#### LISTING ####

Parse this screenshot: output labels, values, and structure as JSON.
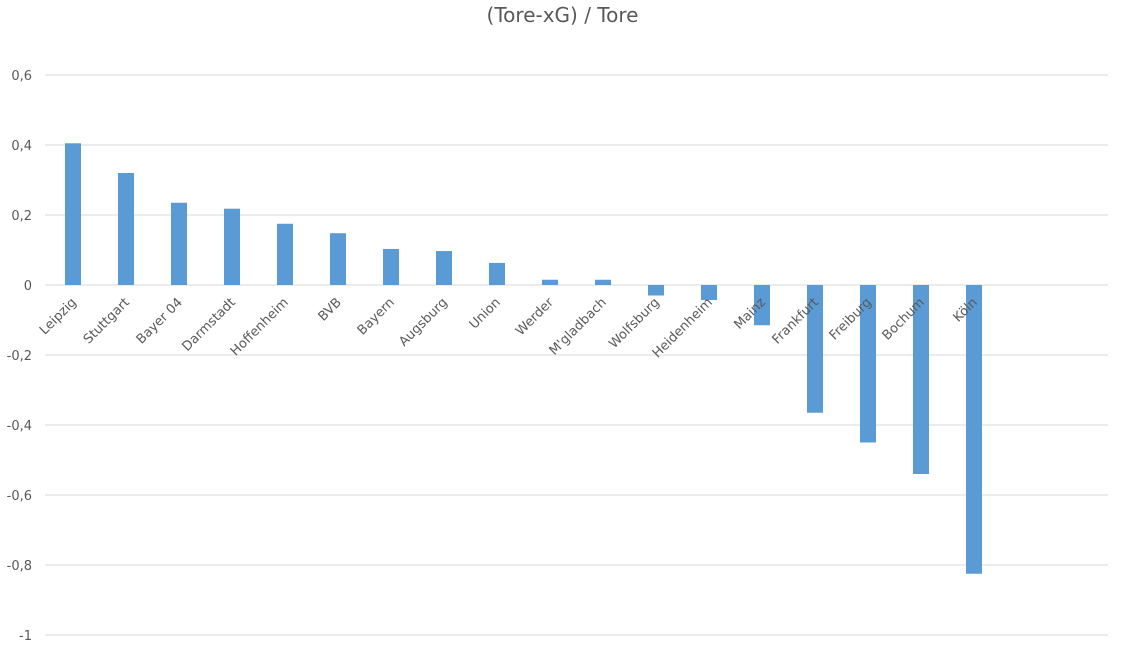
{
  "chart_data": {
    "type": "bar",
    "title": "(Tore-xG) / Tore",
    "xlabel": "",
    "ylabel": "",
    "ylim": [
      -1,
      0.6
    ],
    "yticks": [
      0.6,
      0.4,
      0.2,
      0,
      -0.2,
      -0.4,
      -0.6,
      -0.8,
      -1
    ],
    "ytick_labels": [
      "0,6",
      "0,4",
      "0,2",
      "0",
      "-0,2",
      "-0,4",
      "-0,6",
      "-0,8",
      "-1"
    ],
    "grid": true,
    "legend": "none",
    "bar_color": "#5B9BD5",
    "categories": [
      "Leipzig",
      "Stuttgart",
      "Bayer 04",
      "Darmstadt",
      "Hoffenheim",
      "BVB",
      "Bayern",
      "Augsburg",
      "Union",
      "Werder",
      "M'gladbach",
      "Wolfsburg",
      "Heidenheim",
      "Mainz",
      "Frankfurt",
      "Freiburg",
      "Bochum",
      "Köln"
    ],
    "values": [
      0.405,
      0.32,
      0.235,
      0.218,
      0.175,
      0.148,
      0.103,
      0.097,
      0.063,
      0.015,
      0.015,
      -0.03,
      -0.043,
      -0.115,
      -0.365,
      -0.45,
      -0.54,
      -0.825
    ]
  }
}
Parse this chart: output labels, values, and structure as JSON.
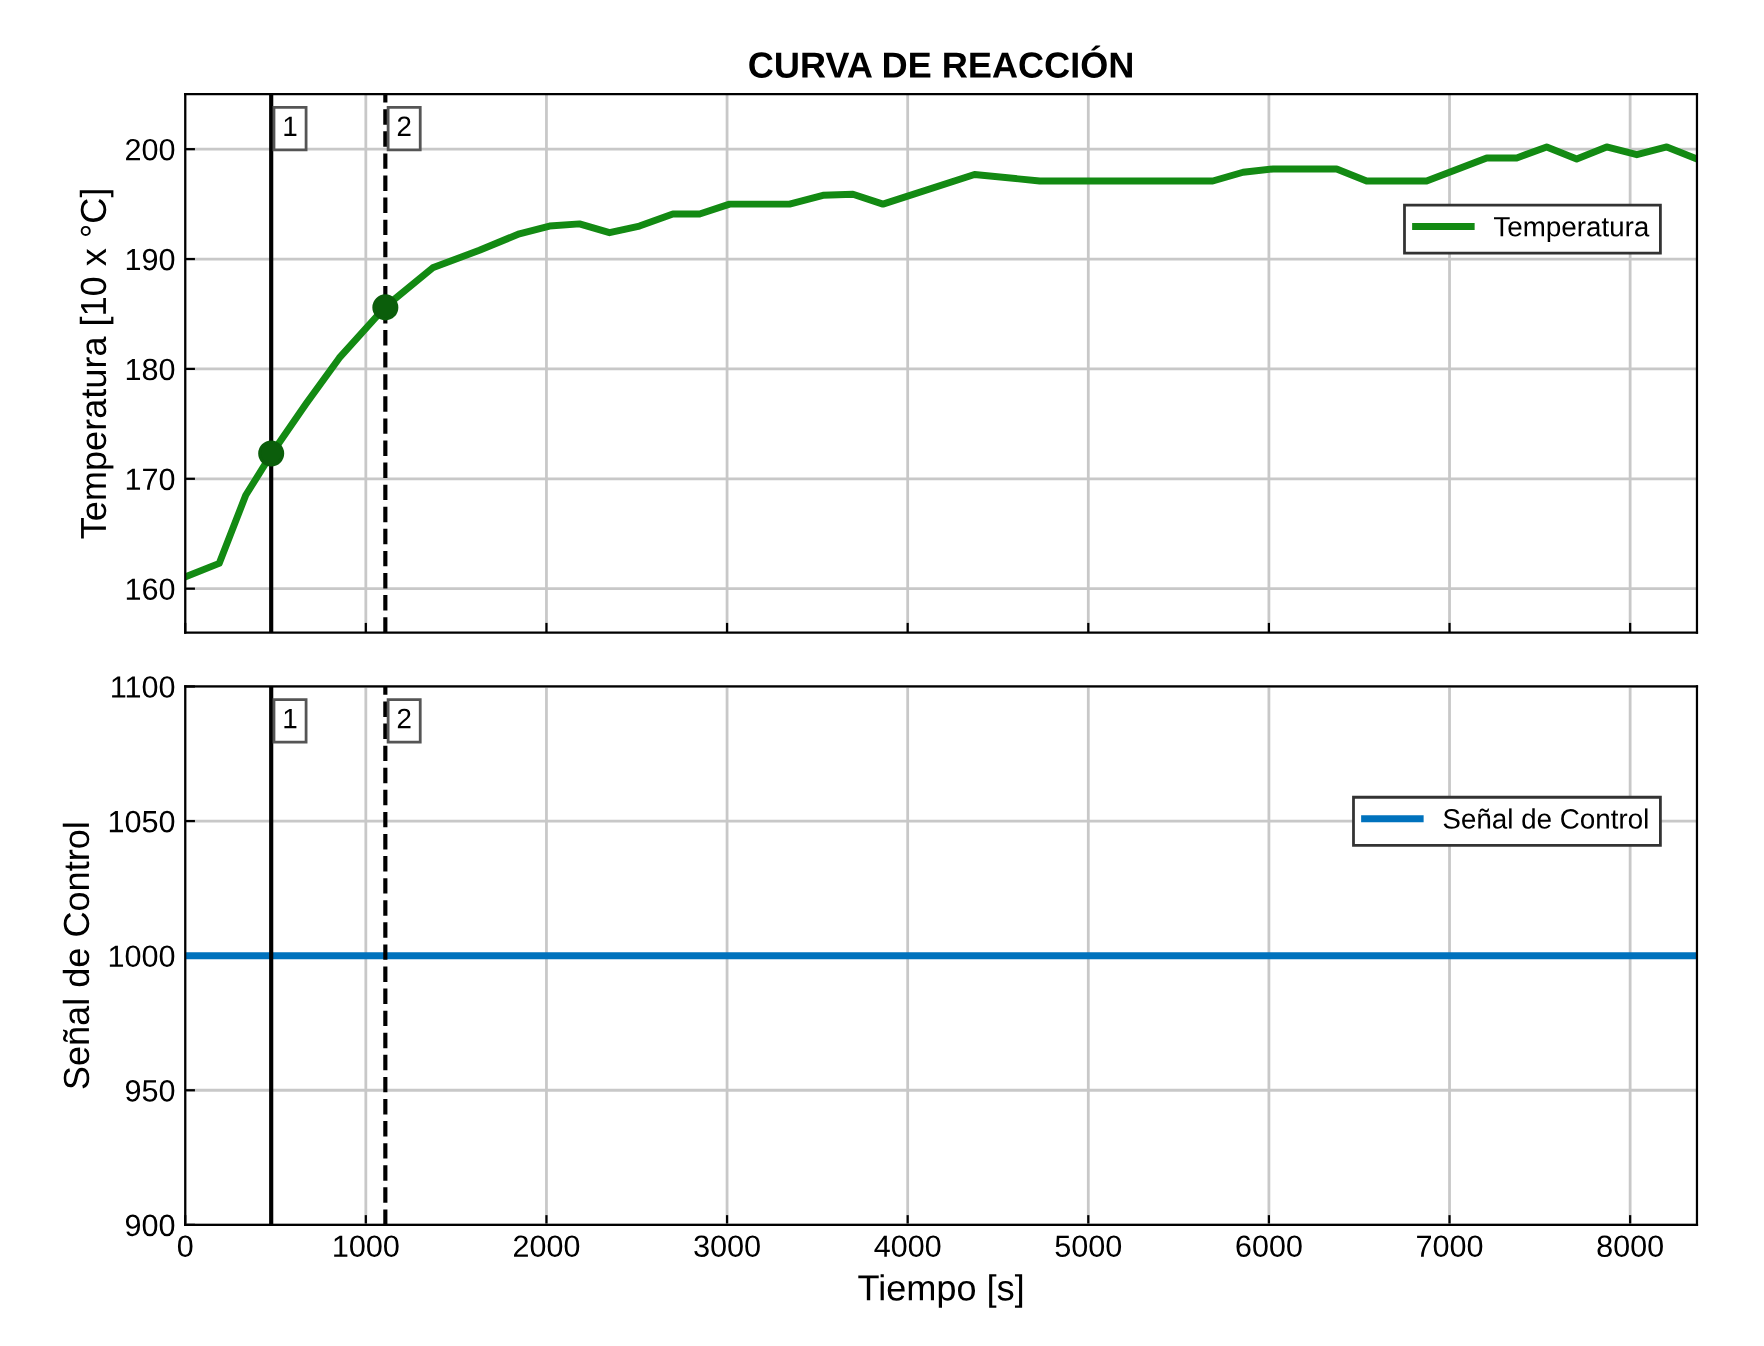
{
  "chart_data": [
    {
      "type": "line",
      "title": "CURVA DE REACCIÓN",
      "ylabel": "Temperatura [10 x °C]",
      "xlim": [
        0,
        8370
      ],
      "xticks": [
        0,
        1000,
        2000,
        3000,
        4000,
        5000,
        6000,
        7000,
        8000
      ],
      "ylim": [
        156,
        205
      ],
      "yticks": [
        160,
        170,
        180,
        190,
        200
      ],
      "grid": true,
      "legend": "upper right",
      "tick_labels": "y",
      "series": [
        {
          "name": "Temperatura",
          "color": "#138a13",
          "x": [
            4,
            188,
            335,
            483,
            668,
            853,
            1111,
            1370,
            1629,
            1850,
            2017,
            2183,
            2349,
            2515,
            2700,
            2848,
            3014,
            3346,
            3531,
            3697,
            3863,
            4370,
            4731,
            5689,
            5857,
            6024,
            6375,
            6541,
            6873,
            7206,
            7372,
            7538,
            7704,
            7870,
            8037,
            8203,
            8370
          ],
          "values": [
            161.1,
            162.3,
            168.5,
            172.4,
            176.8,
            181.0,
            185.7,
            189.2,
            190.8,
            192.3,
            193.0,
            193.2,
            192.4,
            193.0,
            194.1,
            194.1,
            195.0,
            195.0,
            195.8,
            195.9,
            195.0,
            197.7,
            197.1,
            197.1,
            197.9,
            198.2,
            198.2,
            197.1,
            197.1,
            199.2,
            199.2,
            200.2,
            199.1,
            200.2,
            199.5,
            200.2,
            199.1
          ]
        },
        {
          "type": "scatter",
          "color": "#0b5e0b",
          "marker": "circle",
          "x": [
            476,
            1108
          ],
          "values": [
            172.3,
            185.6
          ]
        }
      ],
      "ref_lines": [
        {
          "axis": "x",
          "value": 476,
          "color": "#000000",
          "line_style": "solid"
        },
        {
          "axis": "x",
          "value": 1108,
          "color": "#000000",
          "line_style": "dashed"
        }
      ],
      "annotations": [
        "1",
        "2"
      ]
    },
    {
      "type": "step",
      "xlabel": "Tiempo [s]",
      "ylabel": "Señal de Control",
      "xlim": [
        0,
        8370
      ],
      "xticks": [
        0,
        1000,
        2000,
        3000,
        4000,
        5000,
        6000,
        7000,
        8000
      ],
      "ylim": [
        900,
        1100
      ],
      "yticks": [
        900,
        950,
        1000,
        1050,
        1100
      ],
      "grid": true,
      "legend": "upper right",
      "series": [
        {
          "name": "Señal de Control",
          "color": "#0072bd",
          "x": [
            0,
            8370
          ],
          "values": [
            1000,
            1000
          ]
        }
      ],
      "ref_lines": [
        {
          "axis": "x",
          "value": 476,
          "color": "#000000",
          "line_style": "solid"
        },
        {
          "axis": "x",
          "value": 1108,
          "color": "#000000",
          "line_style": "dashed"
        }
      ],
      "annotations": [
        "1",
        "2"
      ]
    }
  ]
}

####

Show the lines of the data that hold the word "title".

ANSWER IN FULL:
    "title": "(Tore-xG) / Tore",
      "title": "CURVA DE REACCIÓN",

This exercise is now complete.